Your objective:
Extract every record, exactly as written, and ignore the pictures.

============

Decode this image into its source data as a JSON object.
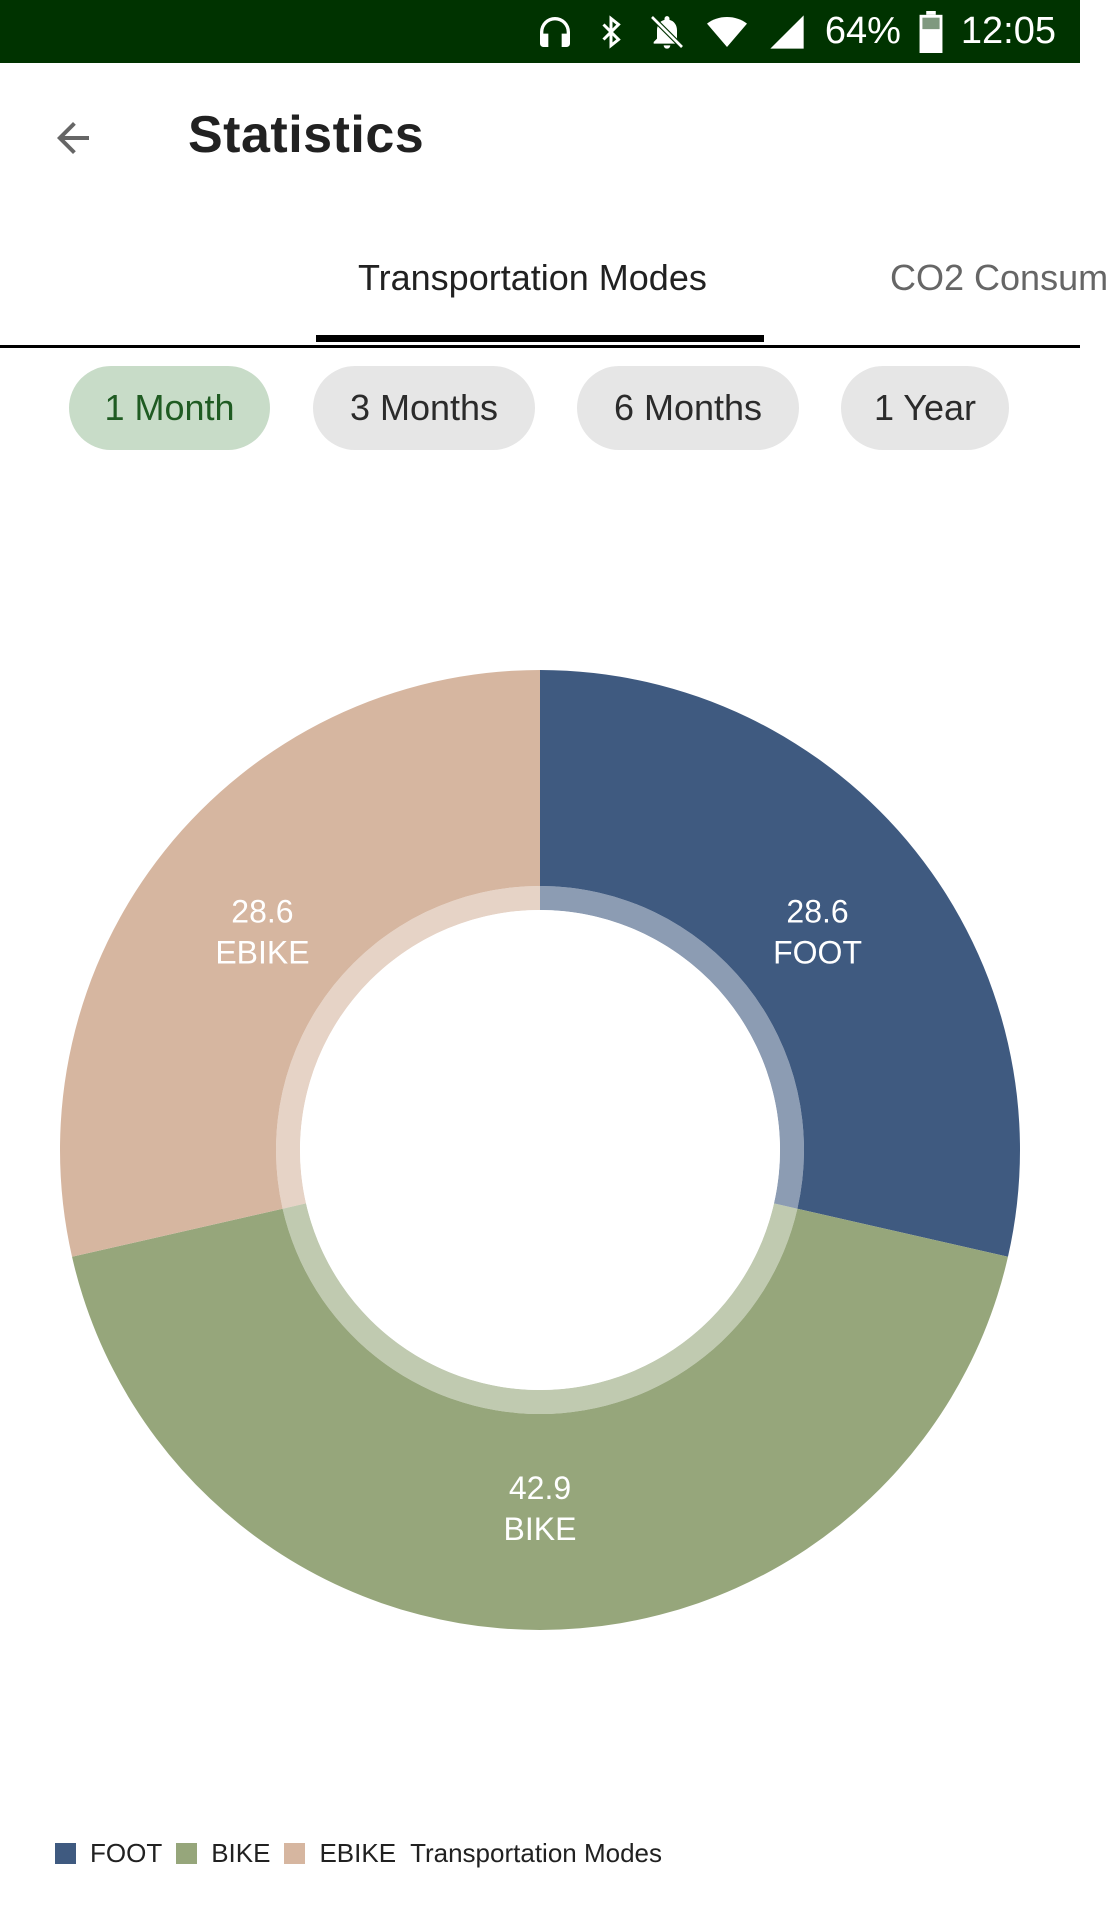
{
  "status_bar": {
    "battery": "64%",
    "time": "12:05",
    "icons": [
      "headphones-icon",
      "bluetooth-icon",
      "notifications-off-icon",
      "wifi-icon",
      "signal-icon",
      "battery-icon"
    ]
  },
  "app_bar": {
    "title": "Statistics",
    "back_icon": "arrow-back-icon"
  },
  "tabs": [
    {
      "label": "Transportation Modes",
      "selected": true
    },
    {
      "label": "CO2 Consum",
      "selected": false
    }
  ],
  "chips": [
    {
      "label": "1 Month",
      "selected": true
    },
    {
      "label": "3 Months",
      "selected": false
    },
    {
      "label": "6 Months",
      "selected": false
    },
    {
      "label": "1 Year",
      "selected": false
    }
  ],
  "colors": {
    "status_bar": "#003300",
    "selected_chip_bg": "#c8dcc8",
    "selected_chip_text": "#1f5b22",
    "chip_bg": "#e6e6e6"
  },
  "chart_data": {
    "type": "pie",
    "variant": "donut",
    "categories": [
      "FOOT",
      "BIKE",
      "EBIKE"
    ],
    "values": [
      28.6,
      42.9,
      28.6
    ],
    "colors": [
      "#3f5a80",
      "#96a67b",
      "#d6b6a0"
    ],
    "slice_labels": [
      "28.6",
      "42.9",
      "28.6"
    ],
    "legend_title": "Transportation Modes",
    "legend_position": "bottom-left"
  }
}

============

Written answer:
Decode this image into its source data as a JSON object.
{
  "status_bar": {
    "battery": "64%",
    "time": "12:05",
    "icons": [
      "headphones-icon",
      "bluetooth-icon",
      "notifications-off-icon",
      "wifi-icon",
      "signal-icon",
      "battery-icon"
    ]
  },
  "app_bar": {
    "title": "Statistics",
    "back_icon": "arrow-back-icon"
  },
  "tabs": [
    {
      "label": "Transportation Modes",
      "selected": true
    },
    {
      "label": "CO2 Consum",
      "selected": false
    }
  ],
  "chips": [
    {
      "label": "1 Month",
      "selected": true
    },
    {
      "label": "3 Months",
      "selected": false
    },
    {
      "label": "6 Months",
      "selected": false
    },
    {
      "label": "1 Year",
      "selected": false
    }
  ],
  "colors": {
    "status_bar": "#003300",
    "selected_chip_bg": "#c8dcc8",
    "selected_chip_text": "#1f5b22",
    "chip_bg": "#e6e6e6"
  },
  "chart_data": {
    "type": "pie",
    "variant": "donut",
    "categories": [
      "FOOT",
      "BIKE",
      "EBIKE"
    ],
    "values": [
      28.6,
      42.9,
      28.6
    ],
    "colors": [
      "#3f5a80",
      "#96a67b",
      "#d6b6a0"
    ],
    "slice_labels": [
      "28.6",
      "42.9",
      "28.6"
    ],
    "legend_title": "Transportation Modes",
    "legend_position": "bottom-left"
  }
}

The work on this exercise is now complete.